##### Working data #####

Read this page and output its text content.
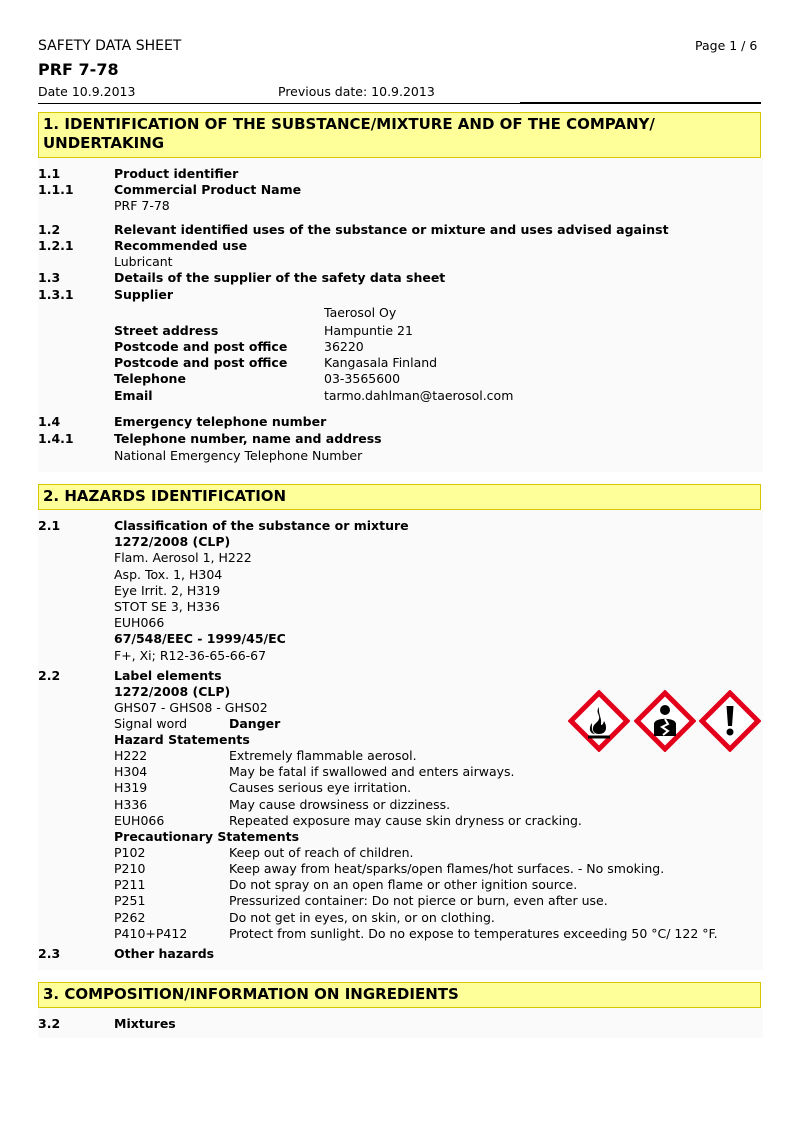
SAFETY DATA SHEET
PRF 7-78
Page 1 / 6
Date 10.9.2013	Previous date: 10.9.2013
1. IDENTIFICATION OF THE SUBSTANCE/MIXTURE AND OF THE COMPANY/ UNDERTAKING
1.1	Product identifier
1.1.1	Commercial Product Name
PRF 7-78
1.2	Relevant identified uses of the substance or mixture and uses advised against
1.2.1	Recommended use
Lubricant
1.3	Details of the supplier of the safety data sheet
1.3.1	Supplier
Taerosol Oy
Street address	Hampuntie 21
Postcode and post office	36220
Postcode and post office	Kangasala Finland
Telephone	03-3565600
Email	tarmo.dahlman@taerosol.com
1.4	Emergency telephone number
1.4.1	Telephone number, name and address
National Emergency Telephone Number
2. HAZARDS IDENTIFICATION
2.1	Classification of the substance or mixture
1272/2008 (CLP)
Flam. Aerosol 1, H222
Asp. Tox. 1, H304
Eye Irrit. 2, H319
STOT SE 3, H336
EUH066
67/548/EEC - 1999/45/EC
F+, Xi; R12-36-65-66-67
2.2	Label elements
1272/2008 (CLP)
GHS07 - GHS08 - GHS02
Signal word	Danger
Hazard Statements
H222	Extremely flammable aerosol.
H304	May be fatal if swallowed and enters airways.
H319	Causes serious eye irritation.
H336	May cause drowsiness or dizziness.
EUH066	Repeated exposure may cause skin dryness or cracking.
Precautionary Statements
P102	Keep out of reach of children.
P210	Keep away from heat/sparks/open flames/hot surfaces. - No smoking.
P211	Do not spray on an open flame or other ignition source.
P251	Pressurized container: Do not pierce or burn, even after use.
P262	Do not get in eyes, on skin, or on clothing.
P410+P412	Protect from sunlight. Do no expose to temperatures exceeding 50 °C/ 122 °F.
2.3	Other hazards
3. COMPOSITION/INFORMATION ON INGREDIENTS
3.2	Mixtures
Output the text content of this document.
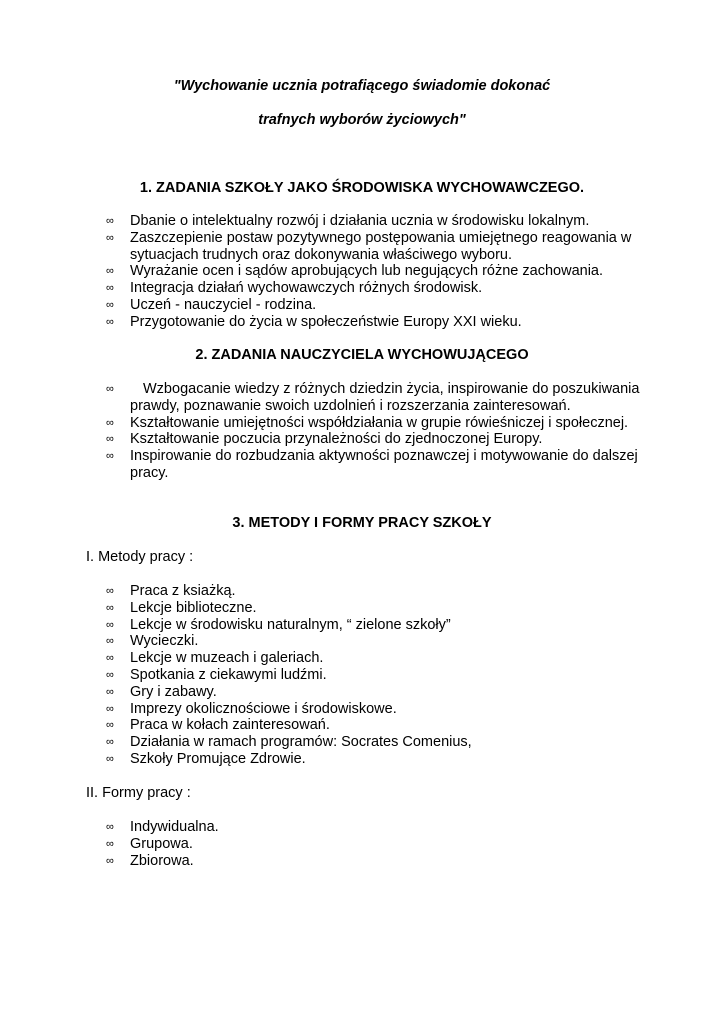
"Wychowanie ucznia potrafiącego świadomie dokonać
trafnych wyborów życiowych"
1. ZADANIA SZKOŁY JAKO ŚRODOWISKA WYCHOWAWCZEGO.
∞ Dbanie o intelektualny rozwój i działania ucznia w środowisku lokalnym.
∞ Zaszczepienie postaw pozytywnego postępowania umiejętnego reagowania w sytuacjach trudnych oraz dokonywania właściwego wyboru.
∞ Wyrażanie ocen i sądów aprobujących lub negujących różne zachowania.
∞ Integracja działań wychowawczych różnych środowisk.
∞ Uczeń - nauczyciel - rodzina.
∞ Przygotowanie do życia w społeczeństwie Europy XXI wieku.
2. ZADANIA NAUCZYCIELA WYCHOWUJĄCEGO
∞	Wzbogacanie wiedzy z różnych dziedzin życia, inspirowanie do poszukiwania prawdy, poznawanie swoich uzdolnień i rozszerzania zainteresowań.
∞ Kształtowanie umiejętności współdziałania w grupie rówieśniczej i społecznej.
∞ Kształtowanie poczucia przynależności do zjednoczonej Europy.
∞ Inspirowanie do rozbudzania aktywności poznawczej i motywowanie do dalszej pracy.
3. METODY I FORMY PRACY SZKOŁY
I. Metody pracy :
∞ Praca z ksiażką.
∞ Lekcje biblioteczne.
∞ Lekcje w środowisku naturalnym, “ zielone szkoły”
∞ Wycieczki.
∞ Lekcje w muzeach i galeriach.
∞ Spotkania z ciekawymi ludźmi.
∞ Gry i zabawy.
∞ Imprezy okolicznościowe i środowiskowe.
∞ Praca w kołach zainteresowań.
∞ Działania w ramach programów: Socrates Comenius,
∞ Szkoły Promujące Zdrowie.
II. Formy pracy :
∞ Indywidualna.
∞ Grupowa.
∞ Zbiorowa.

#####
##### Working data #####

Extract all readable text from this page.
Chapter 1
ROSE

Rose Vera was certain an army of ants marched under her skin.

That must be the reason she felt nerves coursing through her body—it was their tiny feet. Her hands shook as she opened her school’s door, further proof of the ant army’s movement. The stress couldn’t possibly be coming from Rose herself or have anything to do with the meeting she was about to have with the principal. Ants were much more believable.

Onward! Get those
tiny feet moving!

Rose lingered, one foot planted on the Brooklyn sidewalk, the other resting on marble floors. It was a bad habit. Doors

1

#####

▶ **What you will do**
Copy out the lines that hold "Kształtowanie".

▶ **Exercise solution**
∞ Kształtowanie umiejętności współdziałania w grupie rówieśniczej i społecznej.
∞ Kształtowanie poczucia przynależności do zjednoczonej Europy.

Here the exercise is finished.